**Objective:** Filter the records for lines holding the string "computers".

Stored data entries
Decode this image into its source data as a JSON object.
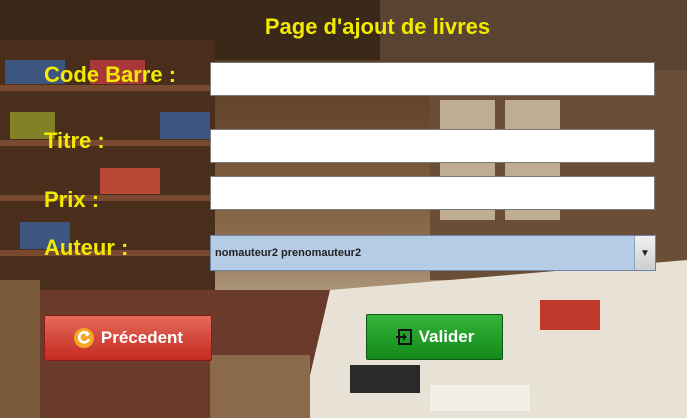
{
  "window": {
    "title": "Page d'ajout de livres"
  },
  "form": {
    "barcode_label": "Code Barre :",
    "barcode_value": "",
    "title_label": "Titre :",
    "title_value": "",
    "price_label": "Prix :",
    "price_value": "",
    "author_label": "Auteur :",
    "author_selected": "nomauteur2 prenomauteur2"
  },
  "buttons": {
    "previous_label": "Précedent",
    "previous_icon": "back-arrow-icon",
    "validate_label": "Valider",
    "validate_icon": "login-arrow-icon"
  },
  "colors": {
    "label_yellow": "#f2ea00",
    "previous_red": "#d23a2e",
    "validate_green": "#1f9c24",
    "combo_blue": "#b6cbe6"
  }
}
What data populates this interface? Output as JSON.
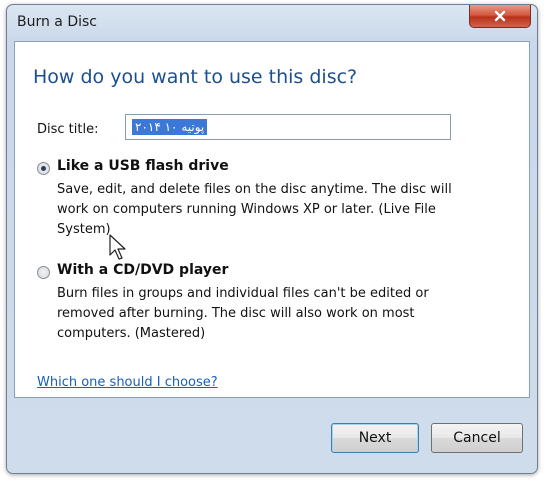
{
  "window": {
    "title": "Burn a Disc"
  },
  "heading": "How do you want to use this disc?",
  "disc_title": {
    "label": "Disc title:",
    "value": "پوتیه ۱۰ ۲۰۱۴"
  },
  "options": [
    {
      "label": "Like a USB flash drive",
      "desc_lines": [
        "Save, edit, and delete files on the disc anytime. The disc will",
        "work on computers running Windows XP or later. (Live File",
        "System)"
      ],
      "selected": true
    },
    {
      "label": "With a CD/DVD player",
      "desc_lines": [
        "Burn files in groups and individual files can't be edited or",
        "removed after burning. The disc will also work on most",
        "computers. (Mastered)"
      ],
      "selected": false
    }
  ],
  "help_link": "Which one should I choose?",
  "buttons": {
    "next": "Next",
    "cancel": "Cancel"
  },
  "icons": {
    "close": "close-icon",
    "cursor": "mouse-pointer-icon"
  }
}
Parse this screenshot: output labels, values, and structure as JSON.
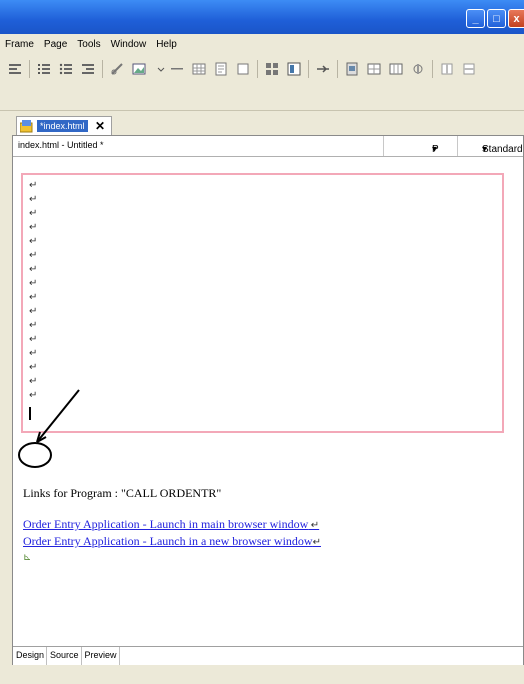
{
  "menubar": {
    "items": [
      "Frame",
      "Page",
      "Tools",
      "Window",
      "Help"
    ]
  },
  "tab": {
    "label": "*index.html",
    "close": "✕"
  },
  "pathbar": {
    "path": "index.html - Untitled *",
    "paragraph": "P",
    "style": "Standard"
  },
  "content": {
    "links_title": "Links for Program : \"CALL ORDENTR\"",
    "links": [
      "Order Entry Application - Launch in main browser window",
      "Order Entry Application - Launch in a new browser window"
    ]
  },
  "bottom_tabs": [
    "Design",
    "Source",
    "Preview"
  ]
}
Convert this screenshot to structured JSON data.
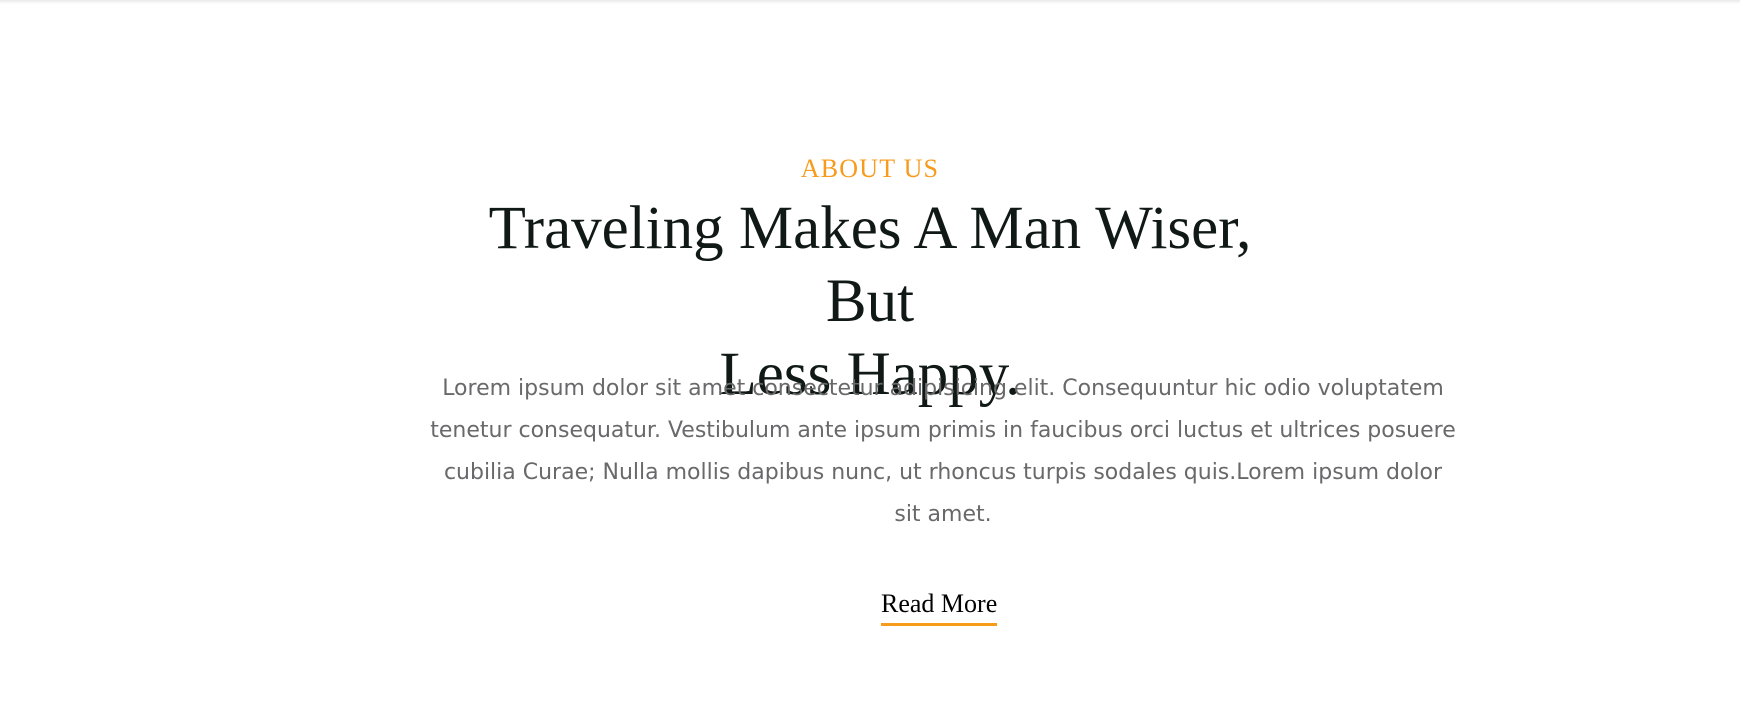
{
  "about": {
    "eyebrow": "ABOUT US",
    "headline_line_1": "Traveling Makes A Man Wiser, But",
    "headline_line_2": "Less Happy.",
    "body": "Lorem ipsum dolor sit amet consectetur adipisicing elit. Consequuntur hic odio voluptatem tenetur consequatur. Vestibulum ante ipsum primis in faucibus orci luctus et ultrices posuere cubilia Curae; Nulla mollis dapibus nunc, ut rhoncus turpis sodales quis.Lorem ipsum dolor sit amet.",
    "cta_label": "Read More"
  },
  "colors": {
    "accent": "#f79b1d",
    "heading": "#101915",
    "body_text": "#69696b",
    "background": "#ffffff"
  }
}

**Solution to the problem:**
        "work on computers running Windows XP or later. (Live File",
        "computers. (Mastered)"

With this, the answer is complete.